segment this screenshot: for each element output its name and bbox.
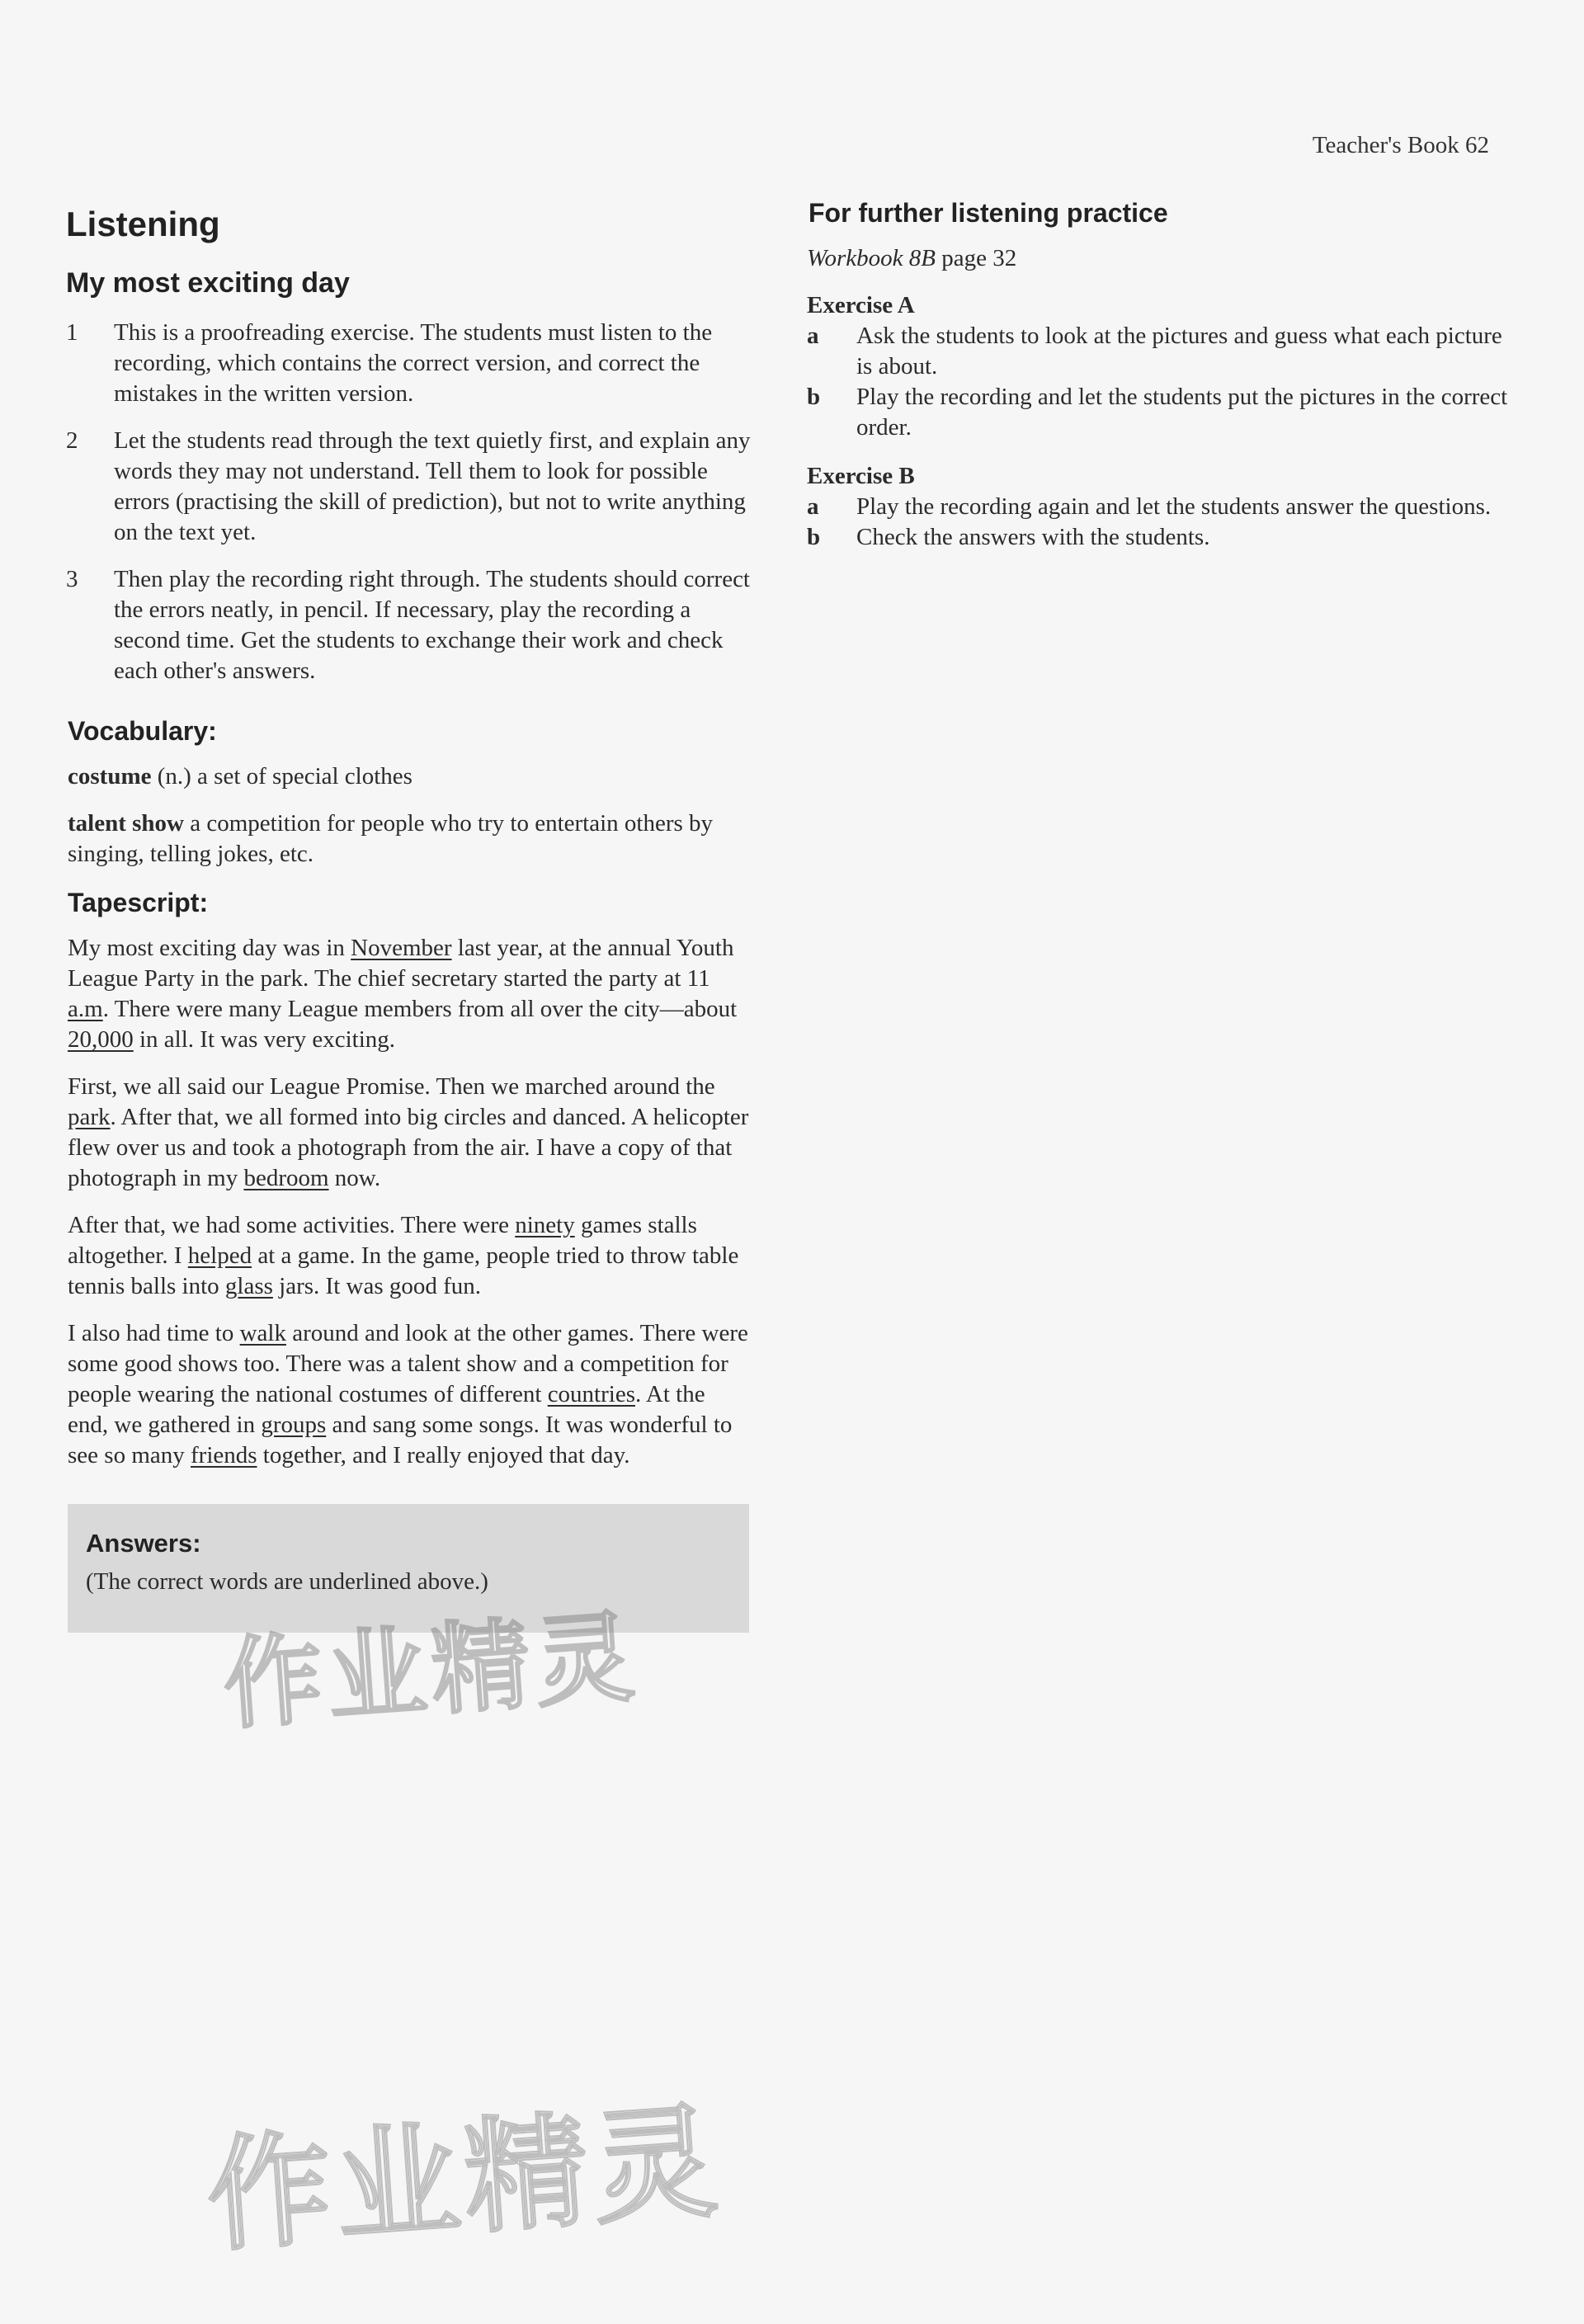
steps-list — [66, 318, 751, 686]
exercise-a-list — [807, 321, 1508, 443]
step-text: Then play the recording right through. The students should correct the errors neatly, in pencil. If necessary, play the recording a second time. Get the students to exchange their work and check each other's answers. — [114, 566, 750, 684]
tapescript-paragraph — [66, 933, 751, 1055]
tapescript-text: After that, we had some activities. There were — [68, 1212, 516, 1238]
corrected-word: friends — [191, 1442, 257, 1468]
further-practice-title: For further listening practice — [808, 198, 1168, 228]
tapescript-text: First, we all said our League Promise. Then we marched around the — [68, 1073, 715, 1100]
watermark-logo: 作业精灵 — [202, 2090, 727, 2270]
vocab-term: costume — [68, 763, 152, 790]
workbook-name: Workbook 8B — [807, 245, 936, 271]
corrected-word: groups — [261, 1412, 327, 1438]
page-header: Teacher's Book 62 — [1312, 132, 1489, 158]
step-text: This is a proofreading exercise. The students must listen to the recording, which contains the correct version, and correct the mistakes in the written version. — [114, 319, 713, 407]
tapescript-text: last year, at the annual Youth League Party in the park. The chief secretary started the party at 11 — [68, 935, 734, 992]
watermark-logo: 作业精灵 — [219, 1600, 643, 1744]
corrected-word: countries — [547, 1381, 635, 1407]
corrected-word: 20,000 — [68, 1026, 134, 1053]
vocab-definition: (n.) a set of special clothes — [151, 763, 412, 790]
tapescript-paragraph — [66, 1210, 751, 1302]
tapescript-text: . At the end, we gathered in — [68, 1381, 705, 1438]
vocab-term: talent show — [68, 810, 184, 837]
answers-title: Answers: — [86, 1529, 201, 1558]
vocab-definition: a competition for people who try to entertain others by singing, telling jokes, etc. — [68, 810, 714, 867]
item-letter: b — [807, 384, 821, 410]
exercise-b-title: Exercise B — [807, 463, 915, 489]
tapescript-text: and sang some songs. It was wonderful to see so many — [68, 1412, 733, 1468]
tapescript-text: I also had time to — [68, 1320, 240, 1346]
item-text: Play the recording and let the students put the pictures in the correct order. — [856, 384, 1508, 441]
tapescript-text: at a game. In the game, people tried to throw table tennis balls into — [68, 1242, 739, 1299]
corrected-word: a.m — [68, 996, 103, 1022]
item-letter: a — [807, 493, 819, 520]
corrected-word: walk — [239, 1320, 286, 1346]
corrected-word: helped — [187, 1242, 252, 1269]
tapescript-paragraph — [66, 1318, 751, 1471]
left-column — [66, 205, 751, 1633]
corrected-word: glass — [224, 1273, 273, 1299]
tapescript-text: in all. It was very exciting. — [133, 1026, 396, 1053]
step-item — [66, 426, 751, 548]
item-letter: a — [807, 323, 819, 349]
step-item — [66, 318, 751, 409]
item-letter: b — [807, 524, 821, 550]
exercise-item — [807, 522, 1508, 553]
step-number: 1 — [66, 319, 78, 346]
tapescript-text: . After that, we all formed into big circles and danced. A helicopter flew over us and took a photograph from the air. I have a copy of that photograph in my — [68, 1104, 749, 1191]
item-text: Ask the students to look at the pictures and guess what each picture is about. — [856, 323, 1502, 379]
vocab-entry — [66, 761, 751, 792]
item-text: Play the recording again and let the students answer the questions. — [856, 493, 1492, 520]
right-column — [807, 198, 1508, 573]
exercise-b-list — [807, 492, 1508, 553]
exercise-item — [807, 321, 1508, 382]
tapescript-text: games stalls altogether. I — [68, 1212, 697, 1269]
corrected-word: park — [68, 1104, 111, 1130]
tapescript-text: now. — [328, 1165, 381, 1191]
workbook-page: page 32 — [936, 245, 1017, 271]
item-text: Check the answers with the students. — [856, 524, 1210, 550]
tapescript-text: . There were many League members from all over the city—about — [102, 996, 738, 1022]
tapescript-body — [66, 933, 751, 1471]
tapescript-text: around and look at the other games. There were some good shows too. There was a talent show and a competition for people wearing the national costumes of different — [68, 1320, 748, 1407]
exercise-item — [807, 492, 1508, 522]
vocabulary-title: Vocabulary: — [68, 716, 217, 746]
step-text: Let the students read through the text quietly first, and explain any words they may not understand. Tell them to look for possible errors (practising the skill of prediction), but not to write anything on the text yet. — [114, 427, 751, 545]
exercise-a-title: Exercise A — [807, 292, 915, 318]
tapescript-title: Tapescript: — [68, 888, 209, 917]
step-number: 2 — [66, 427, 78, 454]
tapescript-text: My most exciting day was in — [68, 935, 351, 961]
answers-text: (The correct words are underlined above.) — [86, 1568, 488, 1595]
corrected-word: bedroom — [243, 1165, 329, 1191]
corrected-word: November — [351, 935, 452, 961]
exercise-item — [807, 382, 1508, 443]
vocab-entry — [66, 808, 751, 870]
tapescript-text: jars. It was good fun. — [272, 1273, 482, 1299]
subtitle: My most exciting day — [66, 267, 350, 299]
vocabulary-list — [66, 761, 751, 870]
corrected-word: ninety — [515, 1212, 575, 1238]
tapescript-paragraph — [66, 1072, 751, 1194]
section-title: Listening — [66, 205, 220, 243]
tapescript-text: together, and I really enjoyed that day. — [257, 1442, 630, 1468]
step-item — [66, 564, 751, 686]
step-number: 3 — [66, 566, 78, 592]
workbook-reference — [807, 245, 1508, 272]
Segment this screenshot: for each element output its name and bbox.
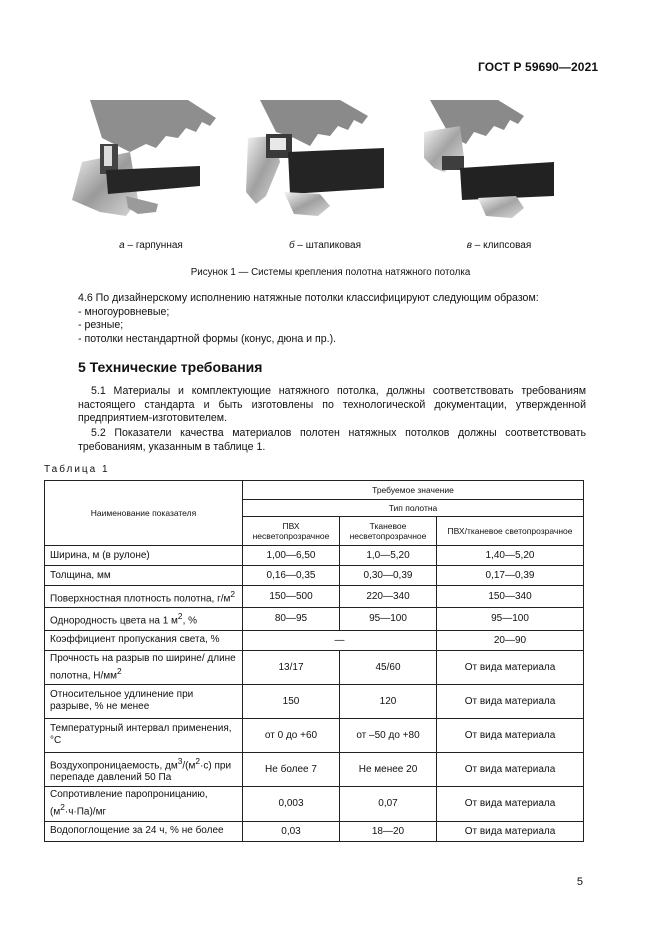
header-col-pvc-opaque: ПВХ несветопрозрачное bbox=[243, 517, 340, 546]
list-item: - многоуровневые; bbox=[78, 305, 170, 318]
table-row: Однородность цвета на 1 $м^2$, % 80—95 95—100 95—100 bbox=[45, 608, 584, 630]
paragraph-5-1: 5.1 Материалы и комплектующие натяжного потолка, должны соответствовать требованиям настоящего стандарта и быть изготовлены по технологической документации, утвержденной предприятием-изготовителем. bbox=[78, 385, 586, 424]
clip-system-illustration bbox=[420, 92, 585, 222]
header-col-translucent: ПВХ/тканевое светопрозрачное bbox=[437, 517, 584, 546]
harpoon-system-illustration bbox=[68, 92, 233, 222]
table-row: Водопоглощение за 24 ч, % не более 0,03 18—20 От вида материала bbox=[45, 821, 584, 841]
table-row: Воздухопроницаемость, $дм^3/(м^2\cdot с)$ при перепаде давлений 50 Па Не более 7 Не менее 20 От вида материала bbox=[45, 752, 584, 786]
bead-system-illustration bbox=[244, 92, 409, 222]
figure-label-b: б – штапиковая bbox=[288, 240, 362, 251]
table-row: Ширина, м (в рулоне) 1,00—6,50 1,0—5,20 1,40—5,20 bbox=[45, 546, 584, 566]
clause-4-6-intro: 4.6 По дизайнерскому исполнению натяжные потолки классифицируют следующим образом: bbox=[78, 292, 539, 304]
table-row: Относительное удлинение при разрыве, % не менее 150 120 От вида материала bbox=[45, 684, 584, 718]
figure-harpoon-system bbox=[68, 92, 233, 222]
figure-clip-system bbox=[420, 92, 585, 222]
figure-label-c: в – клипсовая bbox=[466, 240, 532, 251]
header-type: Тип полотна bbox=[243, 500, 584, 517]
document-code: ГОСТ Р 59690—2021 bbox=[478, 60, 599, 74]
table-row: Поверхностная плотность полотна, $г/м^2$ 150—500 220—340 150—340 bbox=[45, 586, 584, 608]
requirements-table bbox=[44, 480, 584, 842]
table-row: Сопротивление паропроницанию, $(м^2\cdot ч\cdot Па)/мг$ 0,003 0,07 От вида материала bbox=[45, 787, 584, 821]
paragraph-5-2: 5.2 Показатели качества материалов полотен натяжных потолков должны соответствовать требованиям, указанным в таблице 1. bbox=[78, 427, 586, 453]
clause-4-6 bbox=[78, 292, 586, 346]
table-header-row bbox=[45, 481, 584, 500]
header-col-fabric-opaque: Тканевое несветопрозрачное bbox=[340, 517, 437, 546]
figure-label-a: а – гарпунная bbox=[119, 240, 183, 251]
figure-caption: Рисунок 1 — Системы крепления полотна натяжного потолка bbox=[190, 267, 471, 278]
table-title: Таблица 1 bbox=[44, 464, 110, 475]
table-row: Коэффициент пропускания света, % — 20—90 bbox=[45, 630, 584, 650]
header-required-value: Требуемое значение bbox=[243, 481, 584, 500]
header-indicator-name: Наименование показателя bbox=[45, 481, 243, 546]
page-number: 5 bbox=[576, 876, 583, 888]
table-row: Прочность на разрыв по ширине/ длине полотна, $Н/мм^2$ 13/17 45/60 От вида материала bbox=[45, 650, 584, 684]
table-row: Температурный интервал применения, °С от 0 до +60 от –50 до +80 От вида материала bbox=[45, 718, 584, 752]
figure-bead-system bbox=[244, 92, 409, 222]
list-item: - потолки нестандартной формы (конус, дюна и пр.). bbox=[78, 332, 337, 345]
table-row: Толщина, мм 0,16—0,35 0,30—0,39 0,17—0,39 bbox=[45, 566, 584, 586]
list-item: - резные; bbox=[78, 319, 124, 331]
section-title: 5 Технические требования bbox=[78, 359, 263, 375]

Problem: Copy word for word the part of the material that begins with the line containing "steps-list — [66, 318, 751, 686]" and ends with the line containing "exercise-a-list — [807, 321, 1508, 443]", including both of those lines.

Right answer:
steps-list — [66, 318, 751, 686]
exercise-a-list — [807, 321, 1508, 443]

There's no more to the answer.